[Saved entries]
======

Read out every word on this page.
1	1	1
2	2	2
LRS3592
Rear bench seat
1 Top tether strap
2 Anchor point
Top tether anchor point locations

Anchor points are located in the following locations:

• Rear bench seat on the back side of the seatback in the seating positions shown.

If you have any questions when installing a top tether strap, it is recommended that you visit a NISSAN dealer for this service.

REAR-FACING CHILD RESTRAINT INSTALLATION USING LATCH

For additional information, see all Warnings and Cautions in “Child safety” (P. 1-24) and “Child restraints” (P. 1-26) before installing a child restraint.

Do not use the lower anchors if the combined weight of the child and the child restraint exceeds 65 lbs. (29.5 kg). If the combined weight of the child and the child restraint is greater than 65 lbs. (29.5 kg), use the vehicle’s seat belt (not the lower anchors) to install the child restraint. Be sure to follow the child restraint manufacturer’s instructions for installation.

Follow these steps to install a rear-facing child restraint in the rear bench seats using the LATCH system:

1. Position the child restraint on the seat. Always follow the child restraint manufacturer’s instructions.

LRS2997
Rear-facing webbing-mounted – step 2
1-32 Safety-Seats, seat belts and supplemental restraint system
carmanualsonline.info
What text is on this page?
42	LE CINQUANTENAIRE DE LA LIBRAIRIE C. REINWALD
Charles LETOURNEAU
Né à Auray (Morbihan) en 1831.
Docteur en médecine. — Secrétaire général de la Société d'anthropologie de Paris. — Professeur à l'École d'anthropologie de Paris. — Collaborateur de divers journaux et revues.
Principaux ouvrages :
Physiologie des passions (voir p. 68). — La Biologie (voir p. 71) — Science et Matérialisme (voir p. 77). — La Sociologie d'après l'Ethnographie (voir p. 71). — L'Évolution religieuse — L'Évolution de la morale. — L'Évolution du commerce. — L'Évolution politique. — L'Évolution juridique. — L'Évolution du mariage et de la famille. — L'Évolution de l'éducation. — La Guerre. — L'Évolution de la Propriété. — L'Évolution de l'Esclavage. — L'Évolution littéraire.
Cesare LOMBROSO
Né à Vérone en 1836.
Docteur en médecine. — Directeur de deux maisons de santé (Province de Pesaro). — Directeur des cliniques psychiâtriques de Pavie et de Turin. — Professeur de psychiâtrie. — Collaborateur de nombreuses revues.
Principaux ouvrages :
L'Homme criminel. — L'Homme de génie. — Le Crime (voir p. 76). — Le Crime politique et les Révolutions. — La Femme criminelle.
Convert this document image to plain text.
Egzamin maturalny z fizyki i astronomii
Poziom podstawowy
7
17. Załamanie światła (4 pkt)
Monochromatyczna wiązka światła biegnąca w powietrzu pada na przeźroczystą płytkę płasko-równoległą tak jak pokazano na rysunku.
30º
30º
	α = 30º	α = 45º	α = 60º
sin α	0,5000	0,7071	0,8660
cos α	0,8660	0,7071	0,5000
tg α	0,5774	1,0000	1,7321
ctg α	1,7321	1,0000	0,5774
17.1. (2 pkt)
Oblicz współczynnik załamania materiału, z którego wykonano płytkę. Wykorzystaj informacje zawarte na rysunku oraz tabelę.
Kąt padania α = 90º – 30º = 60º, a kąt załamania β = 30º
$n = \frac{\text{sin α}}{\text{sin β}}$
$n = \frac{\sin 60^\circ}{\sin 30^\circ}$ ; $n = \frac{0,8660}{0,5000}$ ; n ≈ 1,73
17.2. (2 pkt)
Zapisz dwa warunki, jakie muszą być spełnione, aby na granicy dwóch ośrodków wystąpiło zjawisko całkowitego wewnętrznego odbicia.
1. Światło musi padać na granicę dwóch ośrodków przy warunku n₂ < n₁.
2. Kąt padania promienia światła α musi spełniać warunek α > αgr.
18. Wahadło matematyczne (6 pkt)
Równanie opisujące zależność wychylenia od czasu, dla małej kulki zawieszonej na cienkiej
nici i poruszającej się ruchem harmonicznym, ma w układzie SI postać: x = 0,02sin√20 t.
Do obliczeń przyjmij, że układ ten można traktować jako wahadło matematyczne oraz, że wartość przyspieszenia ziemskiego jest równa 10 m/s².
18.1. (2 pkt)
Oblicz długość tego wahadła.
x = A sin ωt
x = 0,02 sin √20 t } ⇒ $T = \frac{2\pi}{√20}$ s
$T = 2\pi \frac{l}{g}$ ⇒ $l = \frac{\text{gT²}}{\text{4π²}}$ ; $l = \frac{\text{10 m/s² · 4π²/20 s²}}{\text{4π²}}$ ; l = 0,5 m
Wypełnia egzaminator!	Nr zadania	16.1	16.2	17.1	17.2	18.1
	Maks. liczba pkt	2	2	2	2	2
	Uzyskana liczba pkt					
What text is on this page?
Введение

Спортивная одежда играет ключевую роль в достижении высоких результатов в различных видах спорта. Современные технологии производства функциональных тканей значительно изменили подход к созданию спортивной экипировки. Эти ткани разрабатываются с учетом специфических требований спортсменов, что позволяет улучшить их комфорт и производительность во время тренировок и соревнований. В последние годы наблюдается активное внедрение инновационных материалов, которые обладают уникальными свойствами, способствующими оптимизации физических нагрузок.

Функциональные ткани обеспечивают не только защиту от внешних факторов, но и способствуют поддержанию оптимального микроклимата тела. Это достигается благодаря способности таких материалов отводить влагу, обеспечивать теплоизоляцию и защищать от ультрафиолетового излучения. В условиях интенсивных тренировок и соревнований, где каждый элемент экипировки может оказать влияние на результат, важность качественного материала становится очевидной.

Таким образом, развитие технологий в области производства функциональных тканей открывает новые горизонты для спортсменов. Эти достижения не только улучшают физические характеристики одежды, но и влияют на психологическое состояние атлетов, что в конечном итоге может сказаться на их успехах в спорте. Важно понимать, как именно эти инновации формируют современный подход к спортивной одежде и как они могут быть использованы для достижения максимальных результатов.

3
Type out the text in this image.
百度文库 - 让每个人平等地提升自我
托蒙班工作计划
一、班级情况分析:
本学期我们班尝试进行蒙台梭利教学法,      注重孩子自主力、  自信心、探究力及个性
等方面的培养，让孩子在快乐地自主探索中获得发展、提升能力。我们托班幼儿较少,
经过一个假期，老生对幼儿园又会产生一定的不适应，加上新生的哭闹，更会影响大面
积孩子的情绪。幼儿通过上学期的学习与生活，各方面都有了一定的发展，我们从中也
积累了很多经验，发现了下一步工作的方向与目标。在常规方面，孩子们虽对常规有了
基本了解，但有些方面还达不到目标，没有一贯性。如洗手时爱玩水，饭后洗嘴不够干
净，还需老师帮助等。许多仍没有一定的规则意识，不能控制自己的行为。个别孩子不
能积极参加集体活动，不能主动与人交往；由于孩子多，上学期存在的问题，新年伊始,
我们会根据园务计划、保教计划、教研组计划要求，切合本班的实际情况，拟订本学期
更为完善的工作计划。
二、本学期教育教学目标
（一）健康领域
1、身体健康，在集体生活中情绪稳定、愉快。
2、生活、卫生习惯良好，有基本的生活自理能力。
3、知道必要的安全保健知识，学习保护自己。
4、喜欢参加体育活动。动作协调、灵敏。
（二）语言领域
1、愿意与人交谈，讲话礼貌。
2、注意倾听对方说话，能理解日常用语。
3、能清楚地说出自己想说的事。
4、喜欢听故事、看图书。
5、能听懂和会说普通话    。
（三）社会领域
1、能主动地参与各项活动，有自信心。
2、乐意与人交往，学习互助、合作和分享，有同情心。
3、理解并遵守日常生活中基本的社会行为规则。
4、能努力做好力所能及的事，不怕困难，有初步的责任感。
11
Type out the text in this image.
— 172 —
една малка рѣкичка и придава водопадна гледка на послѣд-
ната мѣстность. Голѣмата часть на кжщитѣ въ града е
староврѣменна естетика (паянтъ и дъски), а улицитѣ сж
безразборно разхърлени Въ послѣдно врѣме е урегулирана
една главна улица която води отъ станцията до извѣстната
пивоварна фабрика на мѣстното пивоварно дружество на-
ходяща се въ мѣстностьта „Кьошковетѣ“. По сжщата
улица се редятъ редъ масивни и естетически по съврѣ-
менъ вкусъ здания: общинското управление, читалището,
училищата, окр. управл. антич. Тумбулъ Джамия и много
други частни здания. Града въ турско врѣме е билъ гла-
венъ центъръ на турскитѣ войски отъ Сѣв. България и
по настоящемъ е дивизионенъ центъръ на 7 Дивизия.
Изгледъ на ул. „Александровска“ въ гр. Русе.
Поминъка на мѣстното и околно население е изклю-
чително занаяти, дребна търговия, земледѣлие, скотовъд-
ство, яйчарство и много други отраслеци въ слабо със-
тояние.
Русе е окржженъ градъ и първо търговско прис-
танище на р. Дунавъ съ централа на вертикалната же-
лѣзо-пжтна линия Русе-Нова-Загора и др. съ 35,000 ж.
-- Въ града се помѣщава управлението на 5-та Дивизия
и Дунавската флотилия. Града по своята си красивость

======

YOUR GOAL:
Return a copy of every line that includes the word "rysunku".

EXERCISE OUTPUT:
Monochromatyczna wiązka światła biegnąca w powietrzu pada na przeźroczystą płytkę płasko-równoległą tak jak pokazano na rysunku.
Oblicz współczynnik załamania materiału, z którego wykonano płytkę. Wykorzystaj informacje zawarte na rysunku oraz tabelę.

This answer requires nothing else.